6 Then the border went up to Beth-hoglah, and continued on the north of Beth-arabah, and the border went up to the stone of Bohan the son of Reuben.
7 Verder zal deze landpale opgaan naar Debir, van het dal van Achor, en zal noordwaarts zien naar Gilgal, hetwelk tegen den opgang van Adummim is, die aan het zuiden der beek is. Daarna zal deze landpale doorgaan tot het water van En-semes, en haar uitgangen zullen wezen te En-rogel.
7 The border went up to Debir from the valley of Achor, and turned northward toward Gilgal which is opposite the ascent of Adummim, which is on the south of the valley; and the border continued to the waters of En-shemesh and it ended at En-rogel.
8 En deze landpale zal opgaan door het dal van den zoon van Hinnom, aan de zijde van den Jebusiet van het zuiden, dezelve is Jeruzalem; en deze landpale zal opwaarts gaan tot de spits van den berg, die voor aan het dal van Hinnom is, westwaarts, hetwelk in het uiterste van het dal der Refaieten is, tegen het noorden.
8 Then the border went up the valley of Ben-hinnom to the slope of the Jebusite on the south (that is, Jerusalem); and the border went up to the top of the mountain which is before the valley of Hinnom to the west, which is at the end of the valley of Rephaim toward the north.
9 Daarna zal deze landpale strekken van de hoogte des bergs tot aan de waterfontein Nefthoah, en uitgaan tot de steden van het gebergte Efron. Verder zal deze landpale strekken naar Baala; deze is Kirjath-Jearim.

GEËXTRAHEERDE GEGEVENS ::
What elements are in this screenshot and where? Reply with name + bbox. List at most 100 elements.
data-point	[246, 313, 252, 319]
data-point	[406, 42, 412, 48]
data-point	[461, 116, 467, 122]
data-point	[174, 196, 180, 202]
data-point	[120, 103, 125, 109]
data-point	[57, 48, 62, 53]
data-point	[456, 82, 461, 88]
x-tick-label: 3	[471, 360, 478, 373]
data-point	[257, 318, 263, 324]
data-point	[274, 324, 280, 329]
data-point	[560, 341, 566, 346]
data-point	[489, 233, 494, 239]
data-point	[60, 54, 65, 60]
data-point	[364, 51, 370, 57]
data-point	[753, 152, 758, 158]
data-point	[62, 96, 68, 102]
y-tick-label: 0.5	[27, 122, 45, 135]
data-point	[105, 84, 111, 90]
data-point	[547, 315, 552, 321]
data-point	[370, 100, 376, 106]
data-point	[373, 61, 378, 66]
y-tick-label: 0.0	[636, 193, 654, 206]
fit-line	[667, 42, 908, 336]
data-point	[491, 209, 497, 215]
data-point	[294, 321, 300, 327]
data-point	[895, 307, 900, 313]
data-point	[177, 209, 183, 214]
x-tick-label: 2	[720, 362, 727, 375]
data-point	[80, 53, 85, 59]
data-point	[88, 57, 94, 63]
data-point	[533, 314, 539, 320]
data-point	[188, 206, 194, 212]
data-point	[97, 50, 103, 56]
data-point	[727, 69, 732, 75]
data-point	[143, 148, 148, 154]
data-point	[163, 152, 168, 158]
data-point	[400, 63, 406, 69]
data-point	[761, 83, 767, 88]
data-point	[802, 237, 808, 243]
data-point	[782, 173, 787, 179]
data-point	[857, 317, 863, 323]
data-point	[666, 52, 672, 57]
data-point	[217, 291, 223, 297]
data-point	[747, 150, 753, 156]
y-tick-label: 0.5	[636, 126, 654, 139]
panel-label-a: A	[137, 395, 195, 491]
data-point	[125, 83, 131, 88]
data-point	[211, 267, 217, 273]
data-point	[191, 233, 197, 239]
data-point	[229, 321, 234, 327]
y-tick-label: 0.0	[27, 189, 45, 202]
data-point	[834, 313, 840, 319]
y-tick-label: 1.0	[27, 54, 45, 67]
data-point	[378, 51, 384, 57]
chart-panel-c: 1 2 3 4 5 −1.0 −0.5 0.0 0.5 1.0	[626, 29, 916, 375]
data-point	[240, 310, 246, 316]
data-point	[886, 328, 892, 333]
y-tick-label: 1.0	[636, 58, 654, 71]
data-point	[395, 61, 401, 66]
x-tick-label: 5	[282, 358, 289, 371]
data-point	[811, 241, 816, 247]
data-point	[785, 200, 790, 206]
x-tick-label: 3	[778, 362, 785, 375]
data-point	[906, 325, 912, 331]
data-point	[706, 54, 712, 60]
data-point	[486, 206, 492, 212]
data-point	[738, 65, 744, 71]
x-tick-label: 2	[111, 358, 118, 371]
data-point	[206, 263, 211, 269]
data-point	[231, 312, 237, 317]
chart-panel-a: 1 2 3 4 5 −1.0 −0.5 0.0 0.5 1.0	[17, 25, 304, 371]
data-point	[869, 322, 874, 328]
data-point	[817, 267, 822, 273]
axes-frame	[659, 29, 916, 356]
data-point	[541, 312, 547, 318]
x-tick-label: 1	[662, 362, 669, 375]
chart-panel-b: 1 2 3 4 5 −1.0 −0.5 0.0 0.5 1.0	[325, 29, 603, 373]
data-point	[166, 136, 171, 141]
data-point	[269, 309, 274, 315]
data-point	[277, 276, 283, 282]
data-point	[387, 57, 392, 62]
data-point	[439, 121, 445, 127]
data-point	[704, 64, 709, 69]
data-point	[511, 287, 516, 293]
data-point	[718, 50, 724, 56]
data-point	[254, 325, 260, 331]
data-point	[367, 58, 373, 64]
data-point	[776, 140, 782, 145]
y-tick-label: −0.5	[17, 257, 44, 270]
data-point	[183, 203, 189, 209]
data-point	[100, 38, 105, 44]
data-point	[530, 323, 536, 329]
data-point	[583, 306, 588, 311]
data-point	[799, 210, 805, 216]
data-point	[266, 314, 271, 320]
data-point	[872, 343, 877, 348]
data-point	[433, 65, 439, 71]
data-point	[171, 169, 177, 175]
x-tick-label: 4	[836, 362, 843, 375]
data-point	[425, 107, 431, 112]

DOEL ::
Neem uit de brontekst ongewijzigd over wat tussen "7 Verder zal" en "wezen te En-rogel." staat, beide grenzen inbegrepen.

UITGEWERKTE OEFENING ::
7 Verder zal deze landpale opgaan naar Debir, van het dal van Achor, en zal noordwaarts zien naar Gilgal, hetwelk tegen den opgang van Adummim is, die aan het zuiden der beek is. Daarna zal deze landpale doorgaan tot het water van En-semes, en haar uitgangen zullen wezen te En-rogel.